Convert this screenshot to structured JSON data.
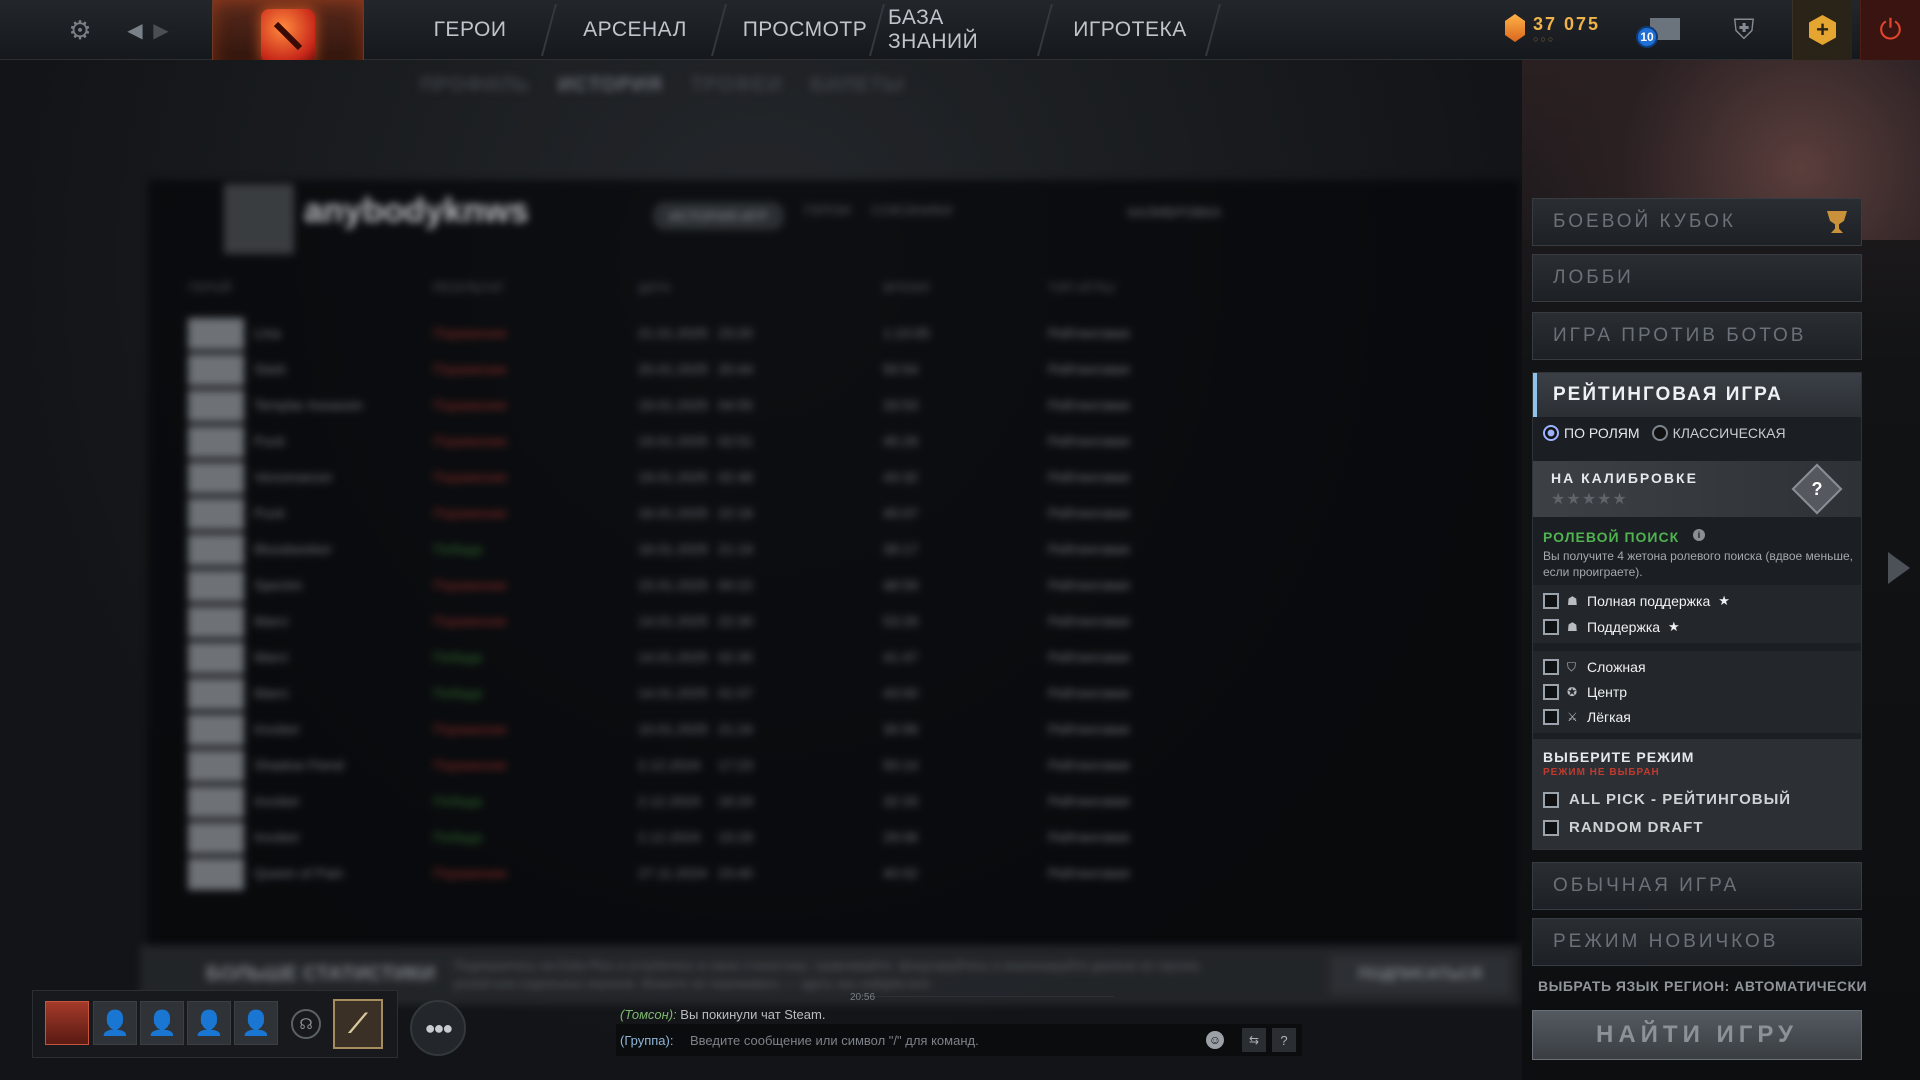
{
  "nav": {
    "heroes": "ГЕРОИ",
    "arsenal": "АРСЕНАЛ",
    "view": "ПРОСМОТР",
    "knowledge": "БАЗА ЗНАНИЙ",
    "arcade": "ИГРОТЕКА"
  },
  "currency": {
    "amount": "37 075",
    "dots": "○○○"
  },
  "mail": {
    "count": "10"
  },
  "profile": {
    "subnav": [
      "ПРОФИЛЬ",
      "ИСТОРИЯ",
      "ТРОФЕИ",
      "БИЛЕТЫ"
    ],
    "name": "anybodyknws",
    "tabs": [
      "ИСТОРИЯ ИГР",
      "ГЕРОИ",
      "СОЮЗНИКИ"
    ],
    "calibration_label": "КАЛИБРОВКА",
    "columns": [
      "ГЕРОЙ",
      "РЕЗУЛЬТАТ",
      "ДАТА",
      "ВРЕМЯ",
      "ТИП ИГРЫ"
    ],
    "matches": [
      {
        "hero": "Lina",
        "result": "Поражение",
        "date": "21.01.2025",
        "time": "23:20",
        "duration": "1:10:05",
        "type": "Рейтинговая",
        "win": false
      },
      {
        "hero": "Slark",
        "result": "Поражение",
        "date": "20.01.2025",
        "time": "20:44",
        "duration": "50:54",
        "type": "Рейтинговая",
        "win": false
      },
      {
        "hero": "Templar Assassin",
        "result": "Поражение",
        "date": "19.01.2025",
        "time": "04:55",
        "duration": "33:53",
        "type": "Рейтинговая",
        "win": false
      },
      {
        "hero": "Puck",
        "result": "Поражение",
        "date": "19.01.2025",
        "time": "02:51",
        "duration": "45:29",
        "type": "Рейтинговая",
        "win": false
      },
      {
        "hero": "Venomancer",
        "result": "Поражение",
        "date": "19.01.2025",
        "time": "02:48",
        "duration": "43:32",
        "type": "Рейтинговая",
        "win": false
      },
      {
        "hero": "Puck",
        "result": "Поражение",
        "date": "16.01.2025",
        "time": "22:16",
        "duration": "45:07",
        "type": "Рейтинговая",
        "win": false
      },
      {
        "hero": "Bloodseeker",
        "result": "Победа",
        "date": "16.01.2025",
        "time": "21:19",
        "duration": "39:17",
        "type": "Рейтинговая",
        "win": true
      },
      {
        "hero": "Spectre",
        "result": "Поражение",
        "date": "15.01.2025",
        "time": "00:22",
        "duration": "48:59",
        "type": "Рейтинговая",
        "win": false
      },
      {
        "hero": "Marci",
        "result": "Поражение",
        "date": "14.01.2025",
        "time": "22:30",
        "duration": "53:29",
        "type": "Рейтинговая",
        "win": false
      },
      {
        "hero": "Marci",
        "result": "Победа",
        "date": "14.01.2025",
        "time": "02:35",
        "duration": "41:47",
        "type": "Рейтинговая",
        "win": true
      },
      {
        "hero": "Marci",
        "result": "Победа",
        "date": "14.01.2025",
        "time": "01:07",
        "duration": "43:00",
        "type": "Рейтинговая",
        "win": true
      },
      {
        "hero": "Invoker",
        "result": "Поражение",
        "date": "10.01.2025",
        "time": "21:24",
        "duration": "30:56",
        "type": "Рейтинговая",
        "win": false
      },
      {
        "hero": "Shadow Fiend",
        "result": "Поражение",
        "date": "2.12.2024",
        "time": "17:23",
        "duration": "50:14",
        "type": "Рейтинговая",
        "win": false
      },
      {
        "hero": "Invoker",
        "result": "Победа",
        "date": "2.12.2024",
        "time": "16:24",
        "duration": "32:33",
        "type": "Рейтинговая",
        "win": true
      },
      {
        "hero": "Invoker",
        "result": "Победа",
        "date": "2.12.2024",
        "time": "15:29",
        "duration": "29:06",
        "type": "Рейтинговая",
        "win": true
      },
      {
        "hero": "Queen of Pain",
        "result": "Поражение",
        "date": "27.11.2024",
        "time": "23:40",
        "duration": "40:02",
        "type": "Рейтинговая",
        "win": false
      }
    ],
    "more_stats": {
      "title": "БОЛЬШЕ СТАТИСТИКИ",
      "text": "Подпишитесь на Dota Plus и углубитесь в свою статистику: сравнивайте, фокусируйтесь и анализируйте данные из героев, ролей или отдельных игроков. Можете не переживать — здесь мы найдём всё.",
      "button": "ПОДПИСАТЬСЯ"
    }
  },
  "play": {
    "battle_cup": "БОЕВОЙ КУБОК",
    "lobby": "ЛОББИ",
    "bots": "ИГРА ПРОТИВ БОТОВ",
    "ranked": {
      "title": "РЕЙТИНГОВАЯ ИГРА",
      "queue_roles": "ПО РОЛЯМ",
      "queue_classic": "КЛАССИЧЕСКАЯ",
      "calibration_title": "НА КАЛИБРОВКЕ",
      "calibration_stars": "★★★★★",
      "medal_symbol": "?",
      "role_search_title": "РОЛЕВОЙ ПОИСК",
      "role_search_desc": "Вы получите 4 жетона ролевого поиска (вдвое меньше, если проиграете).",
      "roles": [
        {
          "label": "Полная поддержка",
          "star": true,
          "icon": "hard-support-icon"
        },
        {
          "label": "Поддержка",
          "star": true,
          "icon": "soft-support-icon"
        },
        {
          "label": "Сложная",
          "star": false,
          "icon": "offlane-icon"
        },
        {
          "label": "Центр",
          "star": false,
          "icon": "mid-icon"
        },
        {
          "label": "Лёгкая",
          "star": false,
          "icon": "carry-icon"
        }
      ],
      "mode_title": "ВЫБЕРИТЕ РЕЖИМ",
      "mode_warning": "РЕЖИМ НЕ ВЫБРАН",
      "mode_allpick": "ALL PICK - РЕЙТИНГОВЫЙ",
      "mode_random": "RANDOM DRAFT"
    },
    "normal": "ОБЫЧНАЯ ИГРА",
    "newbie": "РЕЖИМ НОВИЧКОВ",
    "language": "ВЫБРАТЬ ЯЗЫК",
    "region": "РЕГИОН: АВТОМАТИЧЕСКИ",
    "find_game": "НАЙТИ ИГРУ"
  },
  "chat": {
    "time": "20:56",
    "message_author": "(Томсон):",
    "message_text": " Вы покинули чат Steam.",
    "channel": "(Группа):",
    "placeholder": "Введите сообщение или символ \"/\" для команд."
  },
  "colors": {
    "accent_blue": "#8fc3ea",
    "role_search_green": "#4fb34f",
    "warning_red": "#c23a2e",
    "gold": "#f0b24a"
  }
}
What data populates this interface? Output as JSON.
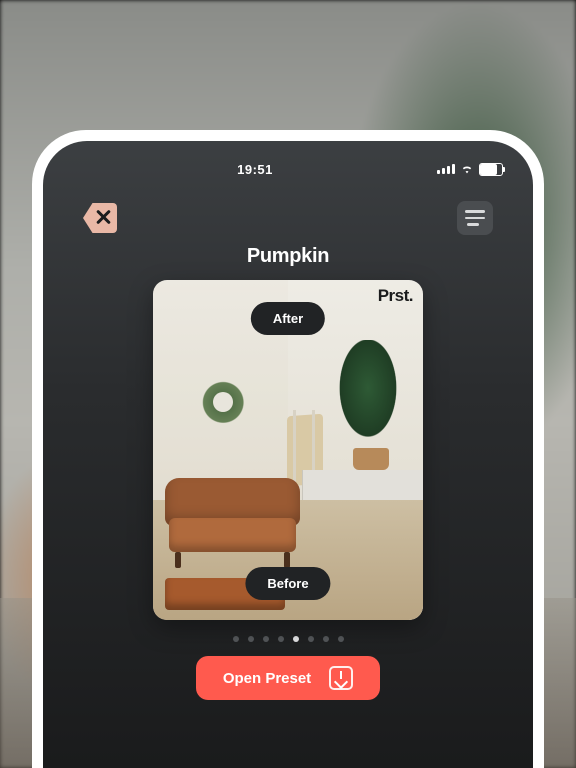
{
  "status": {
    "time": "19:51"
  },
  "header": {
    "title": "Pumpkin"
  },
  "brand": "Prst.",
  "pills": {
    "after": "After",
    "before": "Before"
  },
  "pager": {
    "count": 8,
    "active_index": 4
  },
  "cta": {
    "label": "Open Preset"
  },
  "colors": {
    "accent": "#ff5a4e",
    "back_btn": "#e9b8a6"
  }
}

→ **CHALLENGE**
Without the pictures, return all the records precisely as they stand.

→ **FULL RESPONSE**
Convert this screenshot to structured JSON data.
{
  "nav": {
    "heroes": "ГЕРОИ",
    "arsenal": "АРСЕНАЛ",
    "view": "ПРОСМОТР",
    "knowledge": "БАЗА ЗНАНИЙ",
    "arcade": "ИГРОТЕКА"
  },
  "currency": {
    "amount": "37 075",
    "dots": "○○○"
  },
  "mail": {
    "count": "10"
  },
  "profile": {
    "subnav": [
      "ПРОФИЛЬ",
      "ИСТОРИЯ",
      "ТРОФЕИ",
      "БИЛЕТЫ"
    ],
    "name": "anybodyknws",
    "tabs": [
      "ИСТОРИЯ ИГР",
      "ГЕРОИ",
      "СОЮЗНИКИ"
    ],
    "calibration_label": "КАЛИБРОВКА",
    "columns": [
      "ГЕРОЙ",
      "РЕЗУЛЬТАТ",
      "ДАТА",
      "ВРЕМЯ",
      "ТИП ИГРЫ"
    ],
    "matches": [
      {
        "hero": "Lina",
        "result": "Поражение",
        "date": "21.01.2025",
        "time": "23:20",
        "duration": "1:10:05",
        "type": "Рейтинговая",
        "win": false
      },
      {
        "hero": "Slark",
        "result": "Поражение",
        "date": "20.01.2025",
        "time": "20:44",
        "duration": "50:54",
        "type": "Рейтинговая",
        "win": false
      },
      {
        "hero": "Templar Assassin",
        "result": "Поражение",
        "date": "19.01.2025",
        "time": "04:55",
        "duration": "33:53",
        "type": "Рейтинговая",
        "win": false
      },
      {
        "hero": "Puck",
        "result": "Поражение",
        "date": "19.01.2025",
        "time": "02:51",
        "duration": "45:29",
        "type": "Рейтинговая",
        "win": false
      },
      {
        "hero": "Venomancer",
        "result": "Поражение",
        "date": "19.01.2025",
        "time": "02:48",
        "duration": "43:32",
        "type": "Рейтинговая",
        "win": false
      },
      {
        "hero": "Puck",
        "result": "Поражение",
        "date": "16.01.2025",
        "time": "22:16",
        "duration": "45:07",
        "type": "Рейтинговая",
        "win": false
      },
      {
        "hero": "Bloodseeker",
        "result": "Победа",
        "date": "16.01.2025",
        "time": "21:19",
        "duration": "39:17",
        "type": "Рейтинговая",
        "win": true
      },
      {
        "hero": "Spectre",
        "result": "Поражение",
        "date": "15.01.2025",
        "time": "00:22",
        "duration": "48:59",
        "type": "Рейтинговая",
        "win": false
      },
      {
        "hero": "Marci",
        "result": "Поражение",
        "date": "14.01.2025",
        "time": "22:30",
        "duration": "53:29",
        "type": "Рейтинговая",
        "win": false
      },
      {
        "hero": "Marci",
        "result": "Победа",
        "date": "14.01.2025",
        "time": "02:35",
        "duration": "41:47",
        "type": "Рейтинговая",
        "win": true
      },
      {
        "hero": "Marci",
        "result": "Победа",
        "date": "14.01.2025",
        "time": "01:07",
        "duration": "43:00",
        "type": "Рейтинговая",
        "win": true
      },
      {
        "hero": "Invoker",
        "result": "Поражение",
        "date": "10.01.2025",
        "time": "21:24",
        "duration": "30:56",
        "type": "Рейтинговая",
        "win": false
      },
      {
        "hero": "Shadow Fiend",
        "result": "Поражение",
        "date": "2.12.2024",
        "time": "17:23",
        "duration": "50:14",
        "type": "Рейтинговая",
        "win": false
      },
      {
        "hero": "Invoker",
        "result": "Победа",
        "date": "2.12.2024",
        "time": "16:24",
        "duration": "32:33",
        "type": "Рейтинговая",
        "win": true
      },
      {
        "hero": "Invoker",
        "result": "Победа",
        "date": "2.12.2024",
        "time": "15:29",
        "duration": "29:06",
        "type": "Рейтинговая",
        "win": true
      },
      {
        "hero": "Queen of Pain",
        "result": "Поражение",
        "date": "27.11.2024",
        "time": "23:40",
        "duration": "40:02",
        "type": "Рейтинговая",
        "win": false
      }
    ],
    "more_stats": {
      "title": "БОЛЬШЕ СТАТИСТИКИ",
      "text": "Подпишитесь на Dota Plus и углубитесь в свою статистику: сравнивайте, фокусируйтесь и анализируйте данные из героев, ролей или отдельных игроков. Можете не переживать — здесь мы найдём всё.",
      "button": "ПОДПИСАТЬСЯ"
    }
  },
  "play": {
    "battle_cup": "БОЕВОЙ КУБОК",
    "lobby": "ЛОББИ",
    "bots": "ИГРА ПРОТИВ БОТОВ",
    "ranked": {
      "title": "РЕЙТИНГОВАЯ ИГРА",
      "queue_roles": "ПО РОЛЯМ",
      "queue_classic": "КЛАССИЧЕСКАЯ",
      "calibration_title": "НА КАЛИБРОВКЕ",
      "calibration_stars": "★★★★★",
      "medal_symbol": "?",
      "role_search_title": "РОЛЕВОЙ ПОИСК",
      "role_search_desc": "Вы получите 4 жетона ролевого поиска (вдвое меньше, если проиграете).",
      "roles": [
        {
          "label": "Полная поддержка",
          "star": true,
          "icon": "hard-support-icon"
        },
        {
          "label": "Поддержка",
          "star": true,
          "icon": "soft-support-icon"
        },
        {
          "label": "Сложная",
          "star": false,
          "icon": "offlane-icon"
        },
        {
          "label": "Центр",
          "star": false,
          "icon": "mid-icon"
        },
        {
          "label": "Лёгкая",
          "star": false,
          "icon": "carry-icon"
        }
      ],
      "mode_title": "ВЫБЕРИТЕ РЕЖИМ",
      "mode_warning": "РЕЖИМ НЕ ВЫБРАН",
      "mode_allpick": "ALL PICK - РЕЙТИНГОВЫЙ",
      "mode_random": "RANDOM DRAFT"
    },
    "normal": "ОБЫЧНАЯ ИГРА",
    "newbie": "РЕЖИМ НОВИЧКОВ",
    "language": "ВЫБРАТЬ ЯЗЫК",
    "region": "РЕГИОН: АВТОМАТИЧЕСКИ",
    "find_game": "НАЙТИ ИГРУ"
  },
  "chat": {
    "time": "20:56",
    "message_author": "(Томсон):",
    "message_text": " Вы покинули чат Steam.",
    "channel": "(Группа):",
    "placeholder": "Введите сообщение или символ \"/\" для команд."
  },
  "colors": {
    "accent_blue": "#8fc3ea",
    "role_search_green": "#4fb34f",
    "warning_red": "#c23a2e",
    "gold": "#f0b24a"
  }
}
What data populates this interface? Output as JSON.
{
  "status": {
    "time": "19:51"
  },
  "header": {
    "title": "Pumpkin"
  },
  "brand": "Prst.",
  "pills": {
    "after": "After",
    "before": "Before"
  },
  "pager": {
    "count": 8,
    "active_index": 4
  },
  "cta": {
    "label": "Open Preset"
  },
  "colors": {
    "accent": "#ff5a4e",
    "back_btn": "#e9b8a6"
  }
}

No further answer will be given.